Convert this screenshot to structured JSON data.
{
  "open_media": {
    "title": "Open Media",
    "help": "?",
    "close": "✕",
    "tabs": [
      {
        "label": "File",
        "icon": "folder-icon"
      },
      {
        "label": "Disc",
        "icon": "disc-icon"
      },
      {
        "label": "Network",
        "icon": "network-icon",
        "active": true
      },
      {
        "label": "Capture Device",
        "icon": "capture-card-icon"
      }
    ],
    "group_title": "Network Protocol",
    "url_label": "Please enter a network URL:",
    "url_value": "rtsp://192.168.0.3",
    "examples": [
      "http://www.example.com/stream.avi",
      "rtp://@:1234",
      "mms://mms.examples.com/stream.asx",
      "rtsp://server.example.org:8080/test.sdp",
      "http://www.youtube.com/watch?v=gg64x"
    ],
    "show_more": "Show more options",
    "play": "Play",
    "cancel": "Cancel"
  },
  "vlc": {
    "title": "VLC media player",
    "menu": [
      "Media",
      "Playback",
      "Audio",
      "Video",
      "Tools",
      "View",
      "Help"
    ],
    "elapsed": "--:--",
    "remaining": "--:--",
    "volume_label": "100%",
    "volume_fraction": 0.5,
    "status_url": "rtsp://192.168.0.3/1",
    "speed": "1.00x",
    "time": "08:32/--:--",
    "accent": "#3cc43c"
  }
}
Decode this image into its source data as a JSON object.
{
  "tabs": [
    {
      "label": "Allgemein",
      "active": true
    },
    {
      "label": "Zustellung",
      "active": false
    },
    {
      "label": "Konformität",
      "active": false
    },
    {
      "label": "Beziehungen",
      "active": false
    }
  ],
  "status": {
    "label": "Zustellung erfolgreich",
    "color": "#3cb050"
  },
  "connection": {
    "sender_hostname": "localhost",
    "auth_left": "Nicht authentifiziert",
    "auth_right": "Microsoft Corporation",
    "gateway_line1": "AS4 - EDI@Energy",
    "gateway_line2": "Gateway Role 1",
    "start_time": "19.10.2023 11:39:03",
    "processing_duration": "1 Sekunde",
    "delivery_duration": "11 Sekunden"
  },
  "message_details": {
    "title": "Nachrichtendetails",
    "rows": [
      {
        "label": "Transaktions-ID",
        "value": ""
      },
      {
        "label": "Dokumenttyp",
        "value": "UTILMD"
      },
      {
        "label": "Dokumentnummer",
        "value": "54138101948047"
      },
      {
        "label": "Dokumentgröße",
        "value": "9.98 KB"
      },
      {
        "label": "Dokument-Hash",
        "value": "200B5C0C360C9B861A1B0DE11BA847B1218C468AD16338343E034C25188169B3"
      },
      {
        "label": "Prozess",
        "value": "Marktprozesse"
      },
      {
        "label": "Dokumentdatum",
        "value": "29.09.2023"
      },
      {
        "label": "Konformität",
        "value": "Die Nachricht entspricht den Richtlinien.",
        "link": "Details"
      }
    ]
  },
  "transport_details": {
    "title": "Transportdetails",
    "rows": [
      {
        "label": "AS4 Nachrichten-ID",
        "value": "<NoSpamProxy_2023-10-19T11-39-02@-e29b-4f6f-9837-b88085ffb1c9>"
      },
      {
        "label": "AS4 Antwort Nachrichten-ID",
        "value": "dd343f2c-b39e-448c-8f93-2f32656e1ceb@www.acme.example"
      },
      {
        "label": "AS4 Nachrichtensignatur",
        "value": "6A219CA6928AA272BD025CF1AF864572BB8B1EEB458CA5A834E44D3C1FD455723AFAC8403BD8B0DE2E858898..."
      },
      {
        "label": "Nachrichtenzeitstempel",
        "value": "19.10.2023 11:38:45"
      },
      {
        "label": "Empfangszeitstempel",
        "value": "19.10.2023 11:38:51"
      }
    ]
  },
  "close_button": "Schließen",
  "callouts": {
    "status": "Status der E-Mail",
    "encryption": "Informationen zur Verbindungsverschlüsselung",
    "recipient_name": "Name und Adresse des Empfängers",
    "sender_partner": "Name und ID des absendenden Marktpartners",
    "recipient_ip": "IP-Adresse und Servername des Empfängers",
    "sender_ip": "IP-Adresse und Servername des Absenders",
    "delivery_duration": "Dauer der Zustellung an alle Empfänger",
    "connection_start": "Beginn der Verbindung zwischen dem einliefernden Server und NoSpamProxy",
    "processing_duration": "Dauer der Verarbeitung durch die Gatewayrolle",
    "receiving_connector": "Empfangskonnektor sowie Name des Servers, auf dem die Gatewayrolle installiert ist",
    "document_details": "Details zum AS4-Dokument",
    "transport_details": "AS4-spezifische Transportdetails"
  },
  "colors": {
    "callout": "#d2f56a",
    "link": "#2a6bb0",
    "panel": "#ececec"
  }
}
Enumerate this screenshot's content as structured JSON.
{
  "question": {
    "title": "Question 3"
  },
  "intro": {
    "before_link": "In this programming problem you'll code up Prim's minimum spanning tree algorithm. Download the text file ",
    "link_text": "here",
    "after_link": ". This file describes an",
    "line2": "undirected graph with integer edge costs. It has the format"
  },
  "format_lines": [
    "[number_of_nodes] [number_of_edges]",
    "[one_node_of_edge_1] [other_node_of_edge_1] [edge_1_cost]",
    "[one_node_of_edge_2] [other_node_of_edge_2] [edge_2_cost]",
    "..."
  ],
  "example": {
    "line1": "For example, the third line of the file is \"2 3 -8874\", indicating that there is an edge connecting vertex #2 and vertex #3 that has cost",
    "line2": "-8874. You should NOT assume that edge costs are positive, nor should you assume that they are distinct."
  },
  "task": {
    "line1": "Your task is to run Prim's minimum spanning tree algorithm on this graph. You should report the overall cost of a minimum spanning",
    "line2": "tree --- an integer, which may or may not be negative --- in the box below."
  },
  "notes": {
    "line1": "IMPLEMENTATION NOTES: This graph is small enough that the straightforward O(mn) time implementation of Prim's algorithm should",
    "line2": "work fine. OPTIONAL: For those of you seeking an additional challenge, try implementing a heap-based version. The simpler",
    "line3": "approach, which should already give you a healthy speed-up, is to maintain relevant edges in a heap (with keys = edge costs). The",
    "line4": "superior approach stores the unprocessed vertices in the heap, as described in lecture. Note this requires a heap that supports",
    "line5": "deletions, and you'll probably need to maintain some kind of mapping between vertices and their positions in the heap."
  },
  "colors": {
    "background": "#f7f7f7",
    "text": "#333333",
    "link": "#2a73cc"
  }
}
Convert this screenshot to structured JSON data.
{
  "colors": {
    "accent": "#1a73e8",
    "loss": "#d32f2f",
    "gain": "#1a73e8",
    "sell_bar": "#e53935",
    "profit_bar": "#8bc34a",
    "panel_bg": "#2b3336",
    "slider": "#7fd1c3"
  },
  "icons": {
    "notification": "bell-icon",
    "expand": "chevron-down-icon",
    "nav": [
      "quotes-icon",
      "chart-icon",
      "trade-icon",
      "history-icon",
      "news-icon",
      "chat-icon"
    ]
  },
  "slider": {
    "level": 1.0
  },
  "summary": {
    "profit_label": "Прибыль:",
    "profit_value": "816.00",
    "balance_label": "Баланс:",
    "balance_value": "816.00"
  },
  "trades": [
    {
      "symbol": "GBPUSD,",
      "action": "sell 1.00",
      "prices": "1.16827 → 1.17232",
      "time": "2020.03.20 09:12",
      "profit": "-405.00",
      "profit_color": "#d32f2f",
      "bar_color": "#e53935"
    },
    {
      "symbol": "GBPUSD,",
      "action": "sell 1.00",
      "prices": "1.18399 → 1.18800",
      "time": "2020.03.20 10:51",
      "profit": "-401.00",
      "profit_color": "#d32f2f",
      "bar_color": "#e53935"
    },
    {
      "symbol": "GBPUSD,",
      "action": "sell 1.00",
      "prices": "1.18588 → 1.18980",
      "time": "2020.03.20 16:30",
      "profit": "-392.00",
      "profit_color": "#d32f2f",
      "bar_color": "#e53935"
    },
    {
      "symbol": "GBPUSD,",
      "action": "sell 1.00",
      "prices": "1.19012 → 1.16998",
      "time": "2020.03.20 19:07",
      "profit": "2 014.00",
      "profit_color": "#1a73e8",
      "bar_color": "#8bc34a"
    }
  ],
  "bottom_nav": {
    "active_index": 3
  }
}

++++++++++++++++++++

*WRITTEN TASK*
Report how many lines of the data contain the word "Dauer", using the number alone.

*SOLUTION FOR THIS TASK*
2